#### Items:
>> Start

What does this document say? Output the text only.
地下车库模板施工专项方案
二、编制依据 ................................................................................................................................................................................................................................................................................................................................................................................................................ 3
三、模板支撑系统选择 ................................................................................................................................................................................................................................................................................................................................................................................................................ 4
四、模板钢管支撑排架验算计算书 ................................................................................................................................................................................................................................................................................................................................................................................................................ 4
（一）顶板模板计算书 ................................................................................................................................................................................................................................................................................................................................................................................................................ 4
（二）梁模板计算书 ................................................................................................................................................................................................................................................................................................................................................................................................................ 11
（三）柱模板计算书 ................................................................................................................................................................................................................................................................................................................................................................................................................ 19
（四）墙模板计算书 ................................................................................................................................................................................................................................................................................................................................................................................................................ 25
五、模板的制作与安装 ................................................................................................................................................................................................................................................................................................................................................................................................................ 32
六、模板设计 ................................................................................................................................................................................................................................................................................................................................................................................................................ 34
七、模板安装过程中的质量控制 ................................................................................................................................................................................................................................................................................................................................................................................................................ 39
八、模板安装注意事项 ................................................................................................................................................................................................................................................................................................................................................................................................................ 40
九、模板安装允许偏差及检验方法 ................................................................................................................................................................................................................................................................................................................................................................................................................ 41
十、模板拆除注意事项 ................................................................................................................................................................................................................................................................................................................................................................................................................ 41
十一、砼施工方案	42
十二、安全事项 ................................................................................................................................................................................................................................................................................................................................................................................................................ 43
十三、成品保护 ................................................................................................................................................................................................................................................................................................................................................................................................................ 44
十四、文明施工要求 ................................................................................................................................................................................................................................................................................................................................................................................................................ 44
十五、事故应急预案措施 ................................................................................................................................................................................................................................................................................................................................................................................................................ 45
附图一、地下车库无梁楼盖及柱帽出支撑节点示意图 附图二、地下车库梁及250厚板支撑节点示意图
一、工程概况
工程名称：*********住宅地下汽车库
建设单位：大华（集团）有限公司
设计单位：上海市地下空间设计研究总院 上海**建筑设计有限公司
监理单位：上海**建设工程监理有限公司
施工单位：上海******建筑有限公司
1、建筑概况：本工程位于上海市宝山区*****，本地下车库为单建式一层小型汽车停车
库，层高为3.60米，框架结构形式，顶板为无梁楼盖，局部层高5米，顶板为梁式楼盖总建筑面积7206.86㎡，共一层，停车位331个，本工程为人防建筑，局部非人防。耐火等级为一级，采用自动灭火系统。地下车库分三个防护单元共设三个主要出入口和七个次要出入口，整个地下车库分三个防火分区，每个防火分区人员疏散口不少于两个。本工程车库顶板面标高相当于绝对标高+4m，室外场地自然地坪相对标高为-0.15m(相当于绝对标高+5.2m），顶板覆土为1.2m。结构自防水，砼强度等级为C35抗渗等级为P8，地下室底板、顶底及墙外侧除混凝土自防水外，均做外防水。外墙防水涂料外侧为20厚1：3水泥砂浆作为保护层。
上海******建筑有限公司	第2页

>> End

#### The problem:
Type out the whole listing above again, exactly as it stands.

#### Answer for this exercise:
What does this document say? Output the text only.
地下车库模板施工专项方案
二、编制依据 ................................................................................................................................................................................................................................................................................................................................................................................................................ 3
三、模板支撑系统选择 ................................................................................................................................................................................................................................................................................................................................................................................................................ 4
四、模板钢管支撑排架验算计算书 ................................................................................................................................................................................................................................................................................................................................................................................................................ 4
（一）顶板模板计算书 ................................................................................................................................................................................................................................................................................................................................................................................................................ 4
（二）梁模板计算书 ................................................................................................................................................................................................................................................................................................................................................................................................................ 11
（三）柱模板计算书 ................................................................................................................................................................................................................................................................................................................................................................................................................ 19
（四）墙模板计算书 ................................................................................................................................................................................................................................................................................................................................................................................................................ 25
五、模板的制作与安装 ................................................................................................................................................................................................................................................................................................................................................................................................................ 32
六、模板设计 ................................................................................................................................................................................................................................................................................................................................................................................................................ 34
七、模板安装过程中的质量控制 ................................................................................................................................................................................................................................................................................................................................................................................................................ 39
八、模板安装注意事项 ................................................................................................................................................................................................................................................................................................................................................................................................................ 40
九、模板安装允许偏差及检验方法 ................................................................................................................................................................................................................................................................................................................................................................................................................ 41
十、模板拆除注意事项 ................................................................................................................................................................................................................................................................................................................................................................................................................ 41
十一、砼施工方案	42
十二、安全事项 ................................................................................................................................................................................................................................................................................................................................................................................................................ 43
十三、成品保护 ................................................................................................................................................................................................................................................................................................................................................................................................................ 44
十四、文明施工要求 ................................................................................................................................................................................................................................................................................................................................................................................................................ 44
十五、事故应急预案措施 ................................................................................................................................................................................................................................................................................................................................................................................................................ 45
附图一、地下车库无梁楼盖及柱帽出支撑节点示意图 附图二、地下车库梁及250厚板支撑节点示意图
一、工程概况
工程名称：*********住宅地下汽车库
建设单位：大华（集团）有限公司
设计单位：上海市地下空间设计研究总院 上海**建筑设计有限公司
监理单位：上海**建设工程监理有限公司
施工单位：上海******建筑有限公司
1、建筑概况：本工程位于上海市宝山区*****，本地下车库为单建式一层小型汽车停车
库，层高为3.60米，框架结构形式，顶板为无梁楼盖，局部层高5米，顶板为梁式楼盖总建筑面积7206.86㎡，共一层，停车位331个，本工程为人防建筑，局部非人防。耐火等级为一级，采用自动灭火系统。地下车库分三个防护单元共设三个主要出入口和七个次要出入口，整个地下车库分三个防火分区，每个防火分区人员疏散口不少于两个。本工程车库顶板面标高相当于绝对标高+4m，室外场地自然地坪相对标高为-0.15m(相当于绝对标高+5.2m），顶板覆土为1.2m。结构自防水，砼强度等级为C35抗渗等级为P8，地下室底板、顶底及墙外侧除混凝土自防水外，均做外防水。外墙防水涂料外侧为20厚1：3水泥砂浆作为保护层。
上海******建筑有限公司	第2页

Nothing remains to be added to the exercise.